**Problem details:**
Could you give the stretch from the start of the records through the line containing "sparse-point [953,175,956,177]" again, swapping "contact-block" for "contact-region" and leaving everything else unchanged?
+ + + + + + +
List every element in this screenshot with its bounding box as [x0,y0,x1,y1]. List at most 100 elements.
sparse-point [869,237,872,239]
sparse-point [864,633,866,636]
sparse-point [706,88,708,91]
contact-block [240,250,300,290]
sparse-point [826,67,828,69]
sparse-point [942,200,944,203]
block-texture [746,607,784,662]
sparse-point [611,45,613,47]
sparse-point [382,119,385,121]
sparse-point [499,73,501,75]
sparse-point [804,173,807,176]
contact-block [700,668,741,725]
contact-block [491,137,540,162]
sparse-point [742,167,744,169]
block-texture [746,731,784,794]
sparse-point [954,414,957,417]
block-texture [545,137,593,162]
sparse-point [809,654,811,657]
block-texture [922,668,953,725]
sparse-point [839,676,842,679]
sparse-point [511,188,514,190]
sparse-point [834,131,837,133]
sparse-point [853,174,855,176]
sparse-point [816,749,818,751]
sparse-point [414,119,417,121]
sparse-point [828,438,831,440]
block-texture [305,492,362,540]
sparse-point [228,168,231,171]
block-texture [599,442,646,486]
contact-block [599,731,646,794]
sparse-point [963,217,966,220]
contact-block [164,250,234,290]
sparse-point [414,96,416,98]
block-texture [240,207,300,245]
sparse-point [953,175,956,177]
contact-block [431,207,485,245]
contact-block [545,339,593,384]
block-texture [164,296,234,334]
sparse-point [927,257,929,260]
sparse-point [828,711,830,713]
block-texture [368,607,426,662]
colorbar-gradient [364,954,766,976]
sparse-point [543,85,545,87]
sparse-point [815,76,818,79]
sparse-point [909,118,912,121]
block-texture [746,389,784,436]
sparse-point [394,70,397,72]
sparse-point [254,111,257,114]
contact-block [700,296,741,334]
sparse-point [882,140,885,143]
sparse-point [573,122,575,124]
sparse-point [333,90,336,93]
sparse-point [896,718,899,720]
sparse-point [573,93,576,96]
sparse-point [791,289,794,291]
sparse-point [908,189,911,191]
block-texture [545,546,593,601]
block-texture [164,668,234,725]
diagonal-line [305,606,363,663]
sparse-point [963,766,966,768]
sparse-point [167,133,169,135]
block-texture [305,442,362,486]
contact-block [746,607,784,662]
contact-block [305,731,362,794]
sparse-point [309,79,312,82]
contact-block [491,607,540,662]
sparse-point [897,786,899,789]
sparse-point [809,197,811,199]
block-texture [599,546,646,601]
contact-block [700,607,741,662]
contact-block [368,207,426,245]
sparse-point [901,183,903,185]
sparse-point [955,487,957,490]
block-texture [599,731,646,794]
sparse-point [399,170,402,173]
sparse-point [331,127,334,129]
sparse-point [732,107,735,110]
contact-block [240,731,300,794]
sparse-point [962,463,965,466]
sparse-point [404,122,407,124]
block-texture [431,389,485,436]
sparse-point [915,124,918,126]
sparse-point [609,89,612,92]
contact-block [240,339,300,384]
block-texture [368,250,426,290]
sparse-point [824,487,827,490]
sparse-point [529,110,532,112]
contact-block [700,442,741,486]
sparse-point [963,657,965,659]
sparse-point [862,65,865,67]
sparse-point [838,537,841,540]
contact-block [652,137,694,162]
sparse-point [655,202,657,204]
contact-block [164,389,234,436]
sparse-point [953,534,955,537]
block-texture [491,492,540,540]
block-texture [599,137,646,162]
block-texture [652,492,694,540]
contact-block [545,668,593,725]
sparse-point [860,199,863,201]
+ + + + + + +
**Answer in full:**
List every element in this screenshot with its bounding box as [x0,y0,x1,y1]. List at most 100 elements.
sparse-point [869,237,872,239]
sparse-point [864,633,866,636]
sparse-point [706,88,708,91]
contact-region [240,250,300,290]
sparse-point [826,67,828,69]
sparse-point [942,200,944,203]
block-texture [746,607,784,662]
sparse-point [611,45,613,47]
sparse-point [382,119,385,121]
sparse-point [499,73,501,75]
sparse-point [804,173,807,176]
contact-region [700,668,741,725]
contact-region [491,137,540,162]
sparse-point [742,167,744,169]
block-texture [746,731,784,794]
sparse-point [954,414,957,417]
block-texture [545,137,593,162]
sparse-point [809,654,811,657]
block-texture [922,668,953,725]
sparse-point [839,676,842,679]
sparse-point [511,188,514,190]
sparse-point [834,131,837,133]
sparse-point [853,174,855,176]
sparse-point [816,749,818,751]
sparse-point [414,119,417,121]
sparse-point [828,438,831,440]
block-texture [305,492,362,540]
sparse-point [228,168,231,171]
block-texture [599,442,646,486]
contact-region [599,731,646,794]
sparse-point [963,217,966,220]
contact-region [164,250,234,290]
sparse-point [414,96,416,98]
block-texture [240,207,300,245]
sparse-point [953,175,956,177]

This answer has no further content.